**ITEMS:**
★ ★ ★ ★ ★

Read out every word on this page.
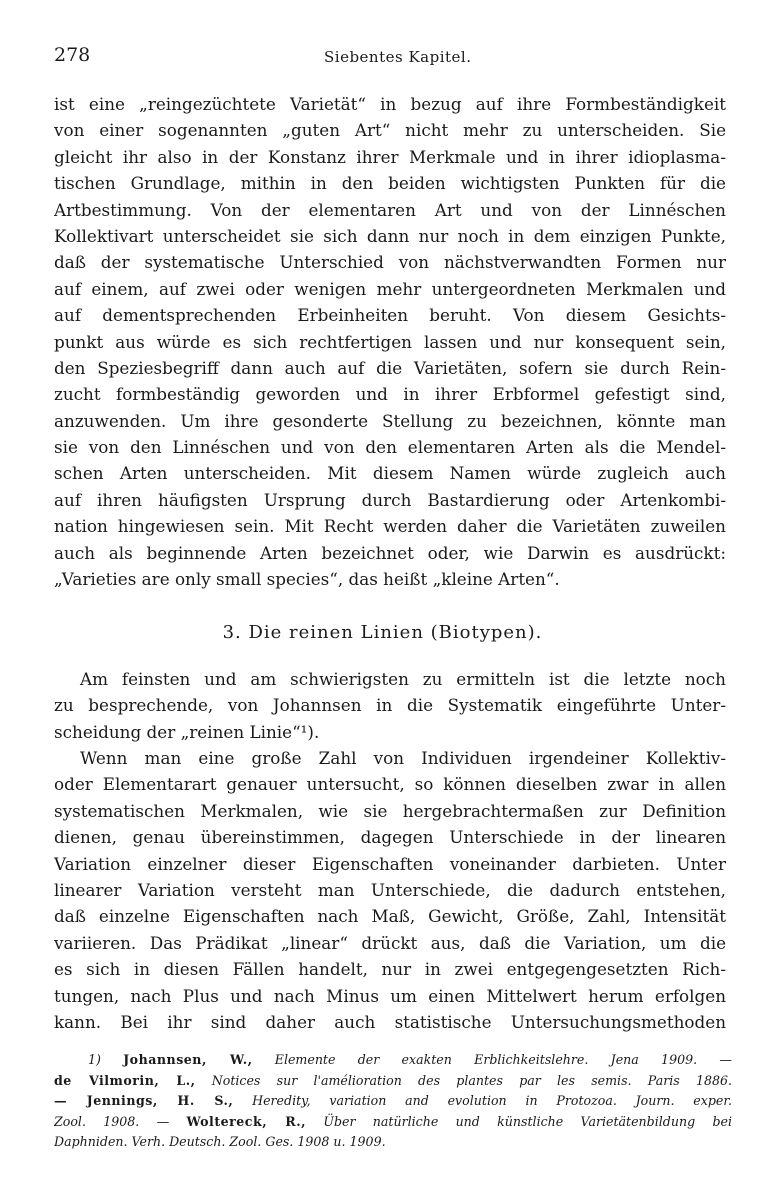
278	Siebentes Kapitel.
ist eine „reingezüchtete Varietät“ in bezug auf ihre Formbeständigkeit
von einer sogenannten „guten Art“ nicht mehr zu unterscheiden. Sie
gleicht ihr also in der Konstanz ihrer Merkmale und in ihrer idioplasma-
tischen Grundlage, mithin in den beiden wichtigsten Punkten für die
Artbestimmung. Von der elementaren Art und von der Linnéschen
Kollektivart unterscheidet sie sich dann nur noch in dem einzigen Punkte,
daß der systematische Unterschied von nächstverwandten Formen nur
auf einem, auf zwei oder wenigen mehr untergeordneten Merkmalen und
auf dementsprechenden Erbeinheiten beruht. Von diesem Gesichts-
punkt aus würde es sich rechtfertigen lassen und nur konsequent sein,
den Speziesbegriff dann auch auf die Varietäten, sofern sie durch Rein-
zucht formbeständig geworden und in ihrer Erbformel gefestigt sind,
anzuwenden. Um ihre gesonderte Stellung zu bezeichnen, könnte man
sie von den Linnéschen und von den elementaren Arten als die Mendel-
schen Arten unterscheiden. Mit diesem Namen würde zugleich auch
auf ihren häufigsten Ursprung durch Bastardierung oder Artenkombi-
nation hingewiesen sein. Mit Recht werden daher die Varietäten zuweilen
auch als beginnende Arten bezeichnet oder, wie Darwin es ausdrückt:
„Varieties are only small species“, das heißt „kleine Arten“.
3. Die reinen Linien (Biotypen).
Am feinsten und am schwierigsten zu ermitteln ist die letzte noch
zu besprechende, von Johannsen in die Systematik eingeführte Unter-
scheidung der „reinen Linie“¹).
Wenn man eine große Zahl von Individuen irgendeiner Kollektiv-
oder Elementarart genauer untersucht, so können dieselben zwar in allen
systematischen Merkmalen, wie sie hergebrachtermaßen zur Definition
dienen, genau übereinstimmen, dagegen Unterschiede in der linearen
Variation einzelner dieser Eigenschaften voneinander darbieten. Unter
linearer Variation versteht man Unterschiede, die dadurch entstehen,
daß einzelne Eigenschaften nach Maß, Gewicht, Größe, Zahl, Intensität
variieren. Das Prädikat „linear“ drückt aus, daß die Variation, um die
es sich in diesen Fällen handelt, nur in zwei entgegengesetzten Rich-
tungen, nach Plus und nach Minus um einen Mittelwert herum erfolgen
kann. Bei ihr sind daher auch statistische Untersuchungsmethoden
1) Johannsen, W., Elemente der exakten Erblichkeitslehre. Jena 1909. —
de Vilmorin, L., Notices sur l'amélioration des plantes par les semis. Paris 1886.
— Jennings, H. S., Heredity, variation and evolution in Protozoa. Journ. exper.
Zool. 1908. — Woltereck, R., Über natürliche und künstliche Varietätenbildung bei
Daphniden. Verh. Deutsch. Zool. Ges. 1908 u. 1909.
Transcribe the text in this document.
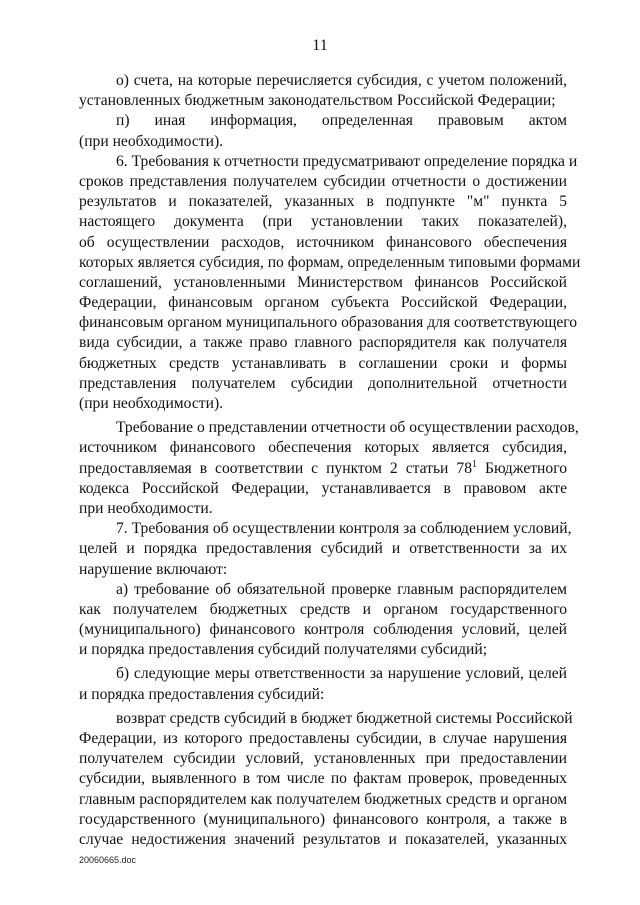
11
о) счета, на которые перечисляется субсидия, с учетом положений,
установленных бюджетным законодательством Российской Федерации;
п) иная информация, определенная правовым актом
(при необходимости).
6. Требования к отчетности предусматривают определение порядка и
сроков представления получателем субсидии отчетности о достижении
результатов и показателей, указанных в подпункте "м" пункта 5
настоящего документа (при установлении таких показателей),
об осуществлении расходов, источником финансового обеспечения
которых является субсидия, по формам, определенным типовыми формами
соглашений, установленными Министерством финансов Российской
Федерации, финансовым органом субъекта Российской Федерации,
финансовым органом муниципального образования для соответствующего
вида субсидии, а также право главного распорядителя как получателя
бюджетных средств устанавливать в соглашении сроки и формы
представления получателем субсидии дополнительной отчетности
(при необходимости).
Требование о представлении отчетности об осуществлении расходов,
источником финансового обеспечения которых является субсидия,
предоставляемая в соответствии с пунктом 2 статьи $78^1$ Бюджетного
кодекса Российской Федерации, устанавливается в правовом акте
при необходимости.
7. Требования об осуществлении контроля за соблюдением условий,
целей и порядка предоставления субсидий и ответственности за их
нарушение включают:
а) требование об обязательной проверке главным распорядителем
как получателем бюджетных средств и органом государственного
(муниципального) финансового контроля соблюдения условий, целей
и порядка предоставления субсидий получателями субсидий;
б) следующие меры ответственности за нарушение условий, целей
и порядка предоставления субсидий:
возврат средств субсидий в бюджет бюджетной системы Российской
Федерации, из которого предоставлены субсидии, в случае нарушения
получателем субсидии условий, установленных при предоставлении
субсидии, выявленного в том числе по фактам проверок, проведенных
главным распорядителем как получателем бюджетных средств и органом
государственного (муниципального) финансового контроля, а также в
случае недостижения значений результатов и показателей, указанных
20060665.doc
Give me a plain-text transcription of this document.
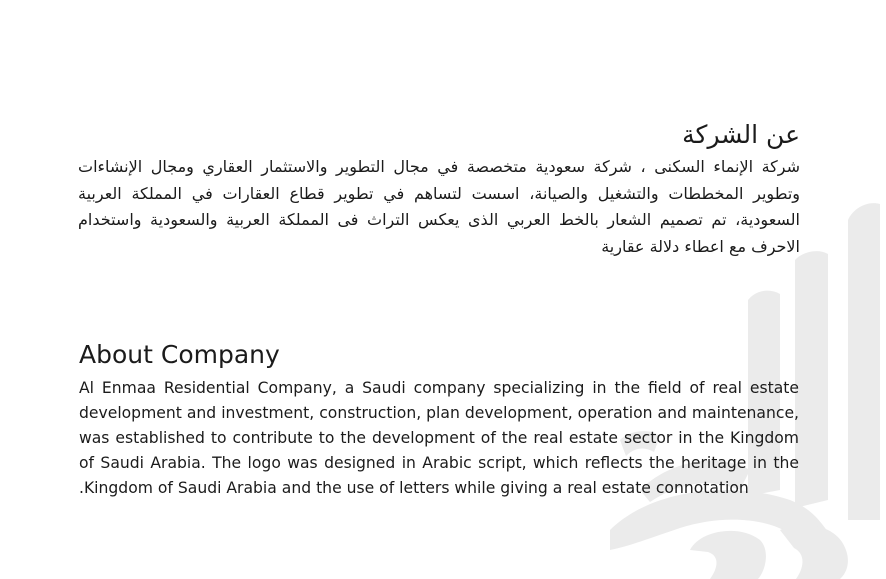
عن الشركة

شركة الإنماء السكنى ، شركة سعودية متخصصة في مجال التطوير والاستثمار العقاري ومجال الإنشاءات وتطوير المخططات والتشغيل والصيانة، اسست لتساهم في تطوير قطاع العقارات في المملكة العربية السعودية، تم تصميم الشعار بالخط العربي الذى يعكس التراث فى المملكة العربية والسعودية واستخدام الاحرف مع اعطاء دلالة عقارية

About Company

Al Enmaa Residential Company, a Saudi company specializing in the field of real estate development and investment, construction, plan development, operation and maintenance, was established to contribute to the development of the real estate sector in the Kingdom of Saudi Arabia. The logo was designed in Arabic script, which reflects the heritage in the .Kingdom of Saudi Arabia and the use of letters while giving a real estate connotation
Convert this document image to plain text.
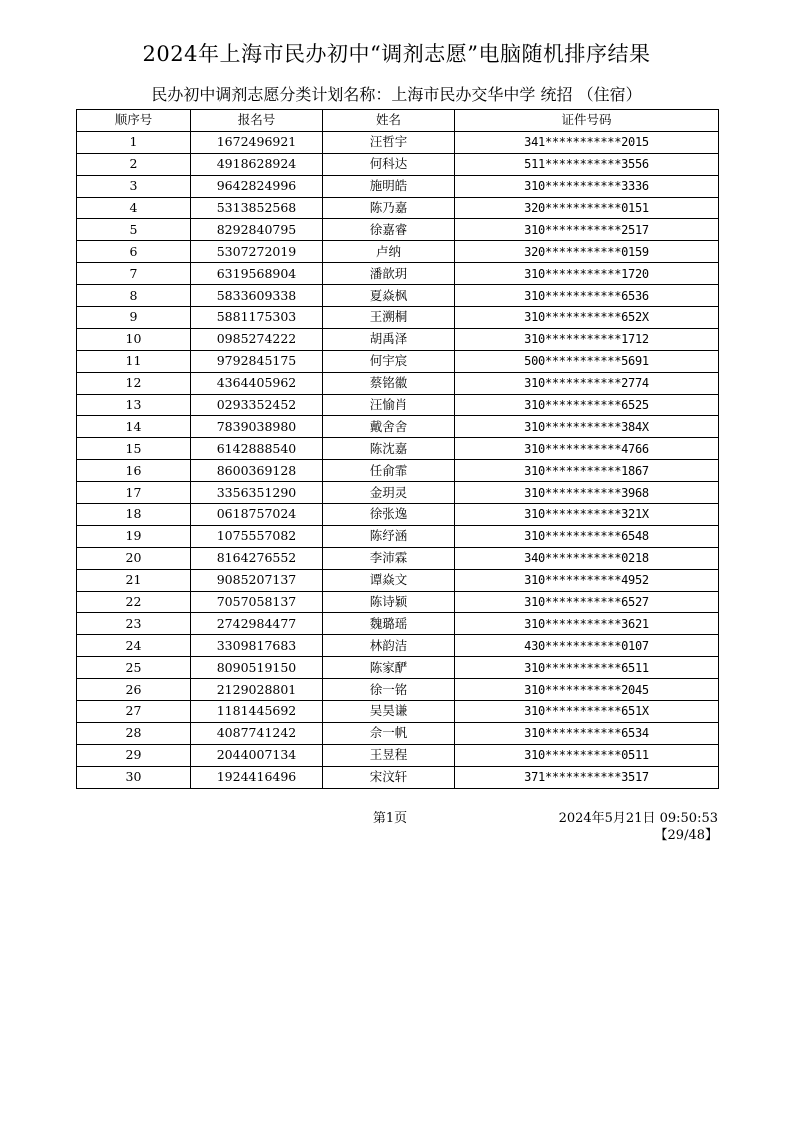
2024年上海市民办初中“调剂志愿”电脑随机排序结果
民办初中调剂志愿分类计划名称：上海市民办交华中学 统招 （住宿）
顺序号	报名号	姓名	证件号码
1	1672496921	汪哲宇	341***********2015
2	4918628924	何科达	511***********3556
3	9642824996	施明皓	310***********3336
4	5313852568	陈乃嘉	320***********0151
5	8292840795	徐嘉睿	310***********2517
6	5307272019	卢纳	320***********0159
7	6319568904	潘歆玥	310***********1720
8	5833609338	夏焱枫	310***********6536
9	5881175303	王溯桐	310***********652X
10	0985274222	胡禹泽	310***********1712
11	9792845175	何宇宸	500***********5691
12	4364405962	蔡铭徽	310***********2774
13	0293352452	汪愉肖	310***********6525
14	7839038980	戴舍舍	310***********384X
15	6142888540	陈沈嘉	310***********4766
16	8600369128	任俞霏	310***********1867
17	3356351290	金玥灵	310***********3968
18	0618757024	徐张逸	310***********321X
19	1075557082	陈纾涵	310***********6548
20	8164276552	李沛霖	340***********0218
21	9085207137	谭焱文	310***********4952
22	7057058137	陈诗颖	310***********6527
23	2742984477	魏璐瑶	310***********3621
24	3309817683	林韵洁	430***********0107
25	8090519150	陈家酽	310***********6511
26	2129028801	徐一铭	310***********2045
27	1181445692	吴昊谦	310***********651X
28	4087741242	佘一帆	310***********6534
29	2044007134	王昱程	310***********0511
30	1924416496	宋汶轩	371***********3517
第1页	2024年5月21日 09:50:53
【29/48】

★ ★ ★ ★ ★

**WHAT IS EXPECTED:** Gather up the lines that contain the word "Zool".

**REPLY TO THE EXERCISE:**
Zool. 1908. — Woltereck, R., Über natürliche und künstliche Varietätenbildung bei
Daphniden. Verh. Deutsch. Zool. Ges. 1908 u. 1909.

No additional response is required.